List every line in this data where the string "изучает" occurs.

Start of PROVIDED DATA

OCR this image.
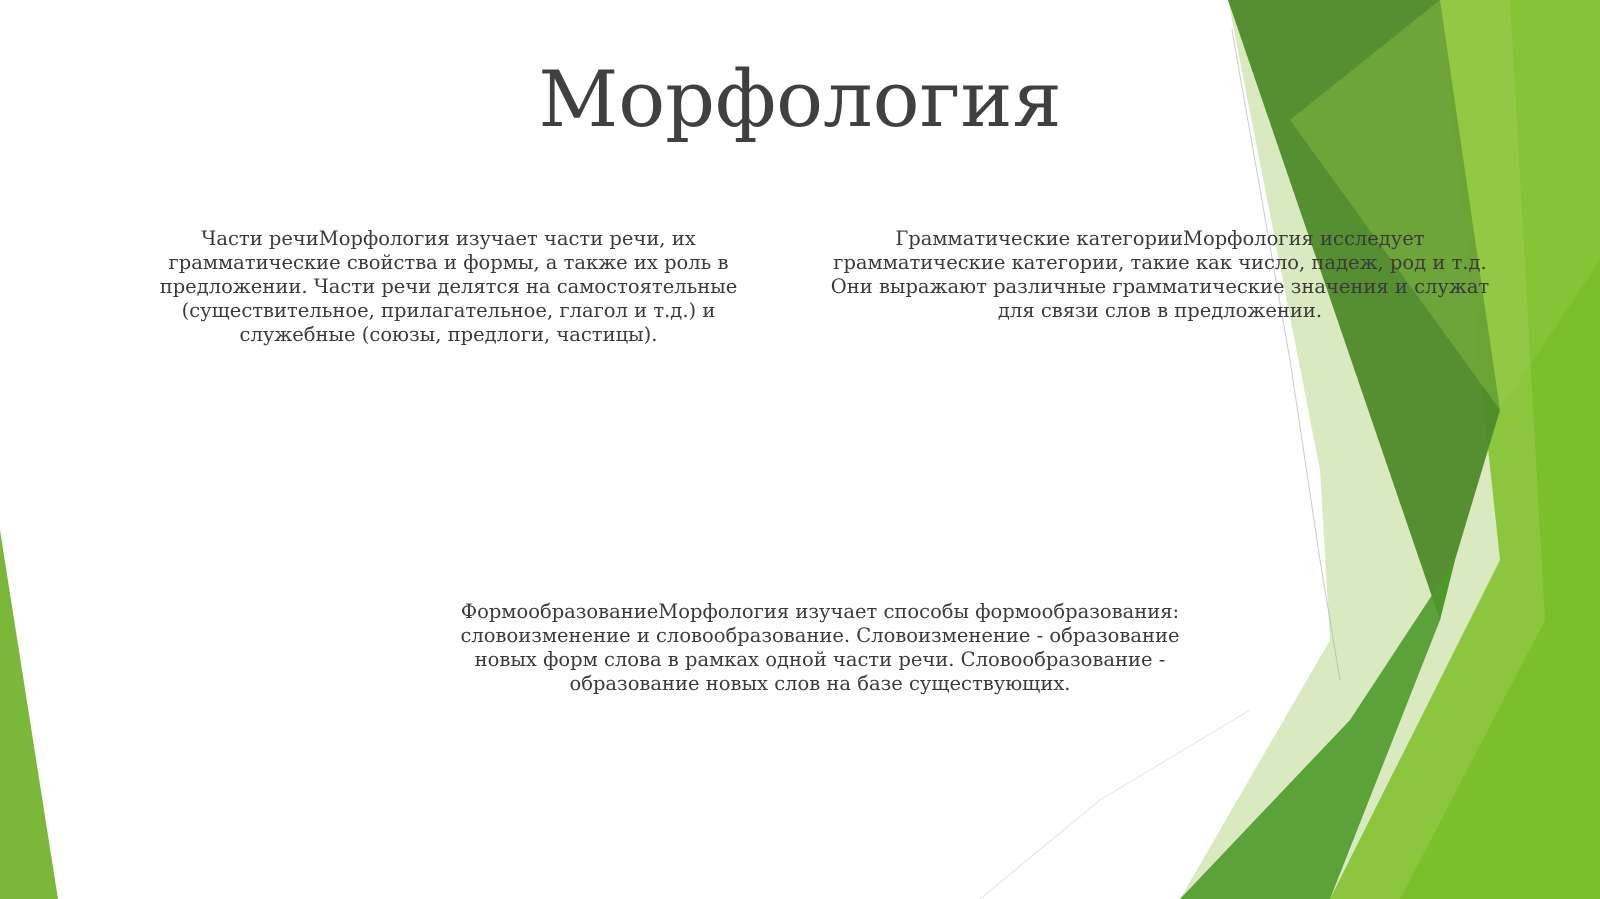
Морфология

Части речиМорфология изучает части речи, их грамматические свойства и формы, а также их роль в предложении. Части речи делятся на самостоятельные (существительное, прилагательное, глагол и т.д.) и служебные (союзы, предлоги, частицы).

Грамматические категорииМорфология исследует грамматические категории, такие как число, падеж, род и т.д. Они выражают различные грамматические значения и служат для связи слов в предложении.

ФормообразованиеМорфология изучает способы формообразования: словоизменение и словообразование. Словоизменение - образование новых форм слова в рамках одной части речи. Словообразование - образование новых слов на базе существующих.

End of PROVIDED DATA
Start of PROVIDED DATA

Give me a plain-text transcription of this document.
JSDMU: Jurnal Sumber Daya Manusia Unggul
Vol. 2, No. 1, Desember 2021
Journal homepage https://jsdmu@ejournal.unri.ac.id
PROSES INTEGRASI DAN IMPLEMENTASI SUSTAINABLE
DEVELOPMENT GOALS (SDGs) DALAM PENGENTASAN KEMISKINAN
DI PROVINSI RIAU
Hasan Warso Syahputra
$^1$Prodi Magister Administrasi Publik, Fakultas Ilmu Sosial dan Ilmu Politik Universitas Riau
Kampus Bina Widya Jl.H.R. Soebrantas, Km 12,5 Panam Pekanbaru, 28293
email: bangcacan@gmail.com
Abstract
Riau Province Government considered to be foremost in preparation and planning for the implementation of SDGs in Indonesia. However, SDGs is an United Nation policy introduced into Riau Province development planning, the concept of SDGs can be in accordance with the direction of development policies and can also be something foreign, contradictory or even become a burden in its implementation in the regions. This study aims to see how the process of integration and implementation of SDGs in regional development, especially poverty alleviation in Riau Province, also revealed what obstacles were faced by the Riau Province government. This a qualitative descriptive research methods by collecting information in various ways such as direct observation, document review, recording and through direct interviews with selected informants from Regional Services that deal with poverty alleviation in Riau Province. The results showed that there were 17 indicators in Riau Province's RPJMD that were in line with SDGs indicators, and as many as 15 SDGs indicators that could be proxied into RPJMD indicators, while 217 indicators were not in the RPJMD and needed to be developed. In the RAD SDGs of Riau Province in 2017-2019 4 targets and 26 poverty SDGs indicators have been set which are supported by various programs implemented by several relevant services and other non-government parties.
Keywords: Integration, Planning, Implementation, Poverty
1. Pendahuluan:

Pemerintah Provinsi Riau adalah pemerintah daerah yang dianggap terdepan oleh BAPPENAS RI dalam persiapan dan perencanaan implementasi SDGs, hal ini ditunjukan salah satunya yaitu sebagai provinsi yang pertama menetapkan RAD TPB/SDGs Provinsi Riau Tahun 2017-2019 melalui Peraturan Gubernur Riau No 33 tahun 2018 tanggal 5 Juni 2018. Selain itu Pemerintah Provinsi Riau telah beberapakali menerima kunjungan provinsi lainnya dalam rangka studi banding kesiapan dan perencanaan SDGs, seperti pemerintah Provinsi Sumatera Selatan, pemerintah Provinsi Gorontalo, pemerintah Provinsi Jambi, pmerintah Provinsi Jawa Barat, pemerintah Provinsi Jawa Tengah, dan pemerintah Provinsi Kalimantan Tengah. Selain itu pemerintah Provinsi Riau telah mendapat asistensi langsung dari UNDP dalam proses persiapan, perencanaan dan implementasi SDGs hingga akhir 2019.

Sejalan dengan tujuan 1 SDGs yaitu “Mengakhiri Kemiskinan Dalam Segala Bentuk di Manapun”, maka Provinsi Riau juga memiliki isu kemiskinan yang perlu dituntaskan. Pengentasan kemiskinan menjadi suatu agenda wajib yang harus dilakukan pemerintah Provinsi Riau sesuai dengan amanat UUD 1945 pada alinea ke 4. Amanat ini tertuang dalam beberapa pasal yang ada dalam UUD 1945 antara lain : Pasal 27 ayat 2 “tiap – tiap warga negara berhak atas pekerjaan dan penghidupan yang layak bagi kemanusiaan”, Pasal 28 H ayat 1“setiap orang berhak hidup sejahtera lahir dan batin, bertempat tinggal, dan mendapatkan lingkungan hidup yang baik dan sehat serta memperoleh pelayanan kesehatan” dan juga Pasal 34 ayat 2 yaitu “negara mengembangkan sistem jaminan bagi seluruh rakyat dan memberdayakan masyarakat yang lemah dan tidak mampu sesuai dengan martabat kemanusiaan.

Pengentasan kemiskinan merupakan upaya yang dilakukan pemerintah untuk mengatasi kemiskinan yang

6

End of PROVIDED DATA

TASK RESPONSE »
Части речиМорфология изучает части речи, их грамматические свойства и формы, а также их роль в предложении. Части речи делятся на самостоятельные (существительное, прилагательное, глагол и т.д.) и служебные (союзы, предлоги, частицы).
ФормообразованиеМорфология изучает способы формообразования: словоизменение и словообразование. Словоизменение - образование новых форм слова в рамках одной части речи. Словообразование - образование новых слов на базе существующих.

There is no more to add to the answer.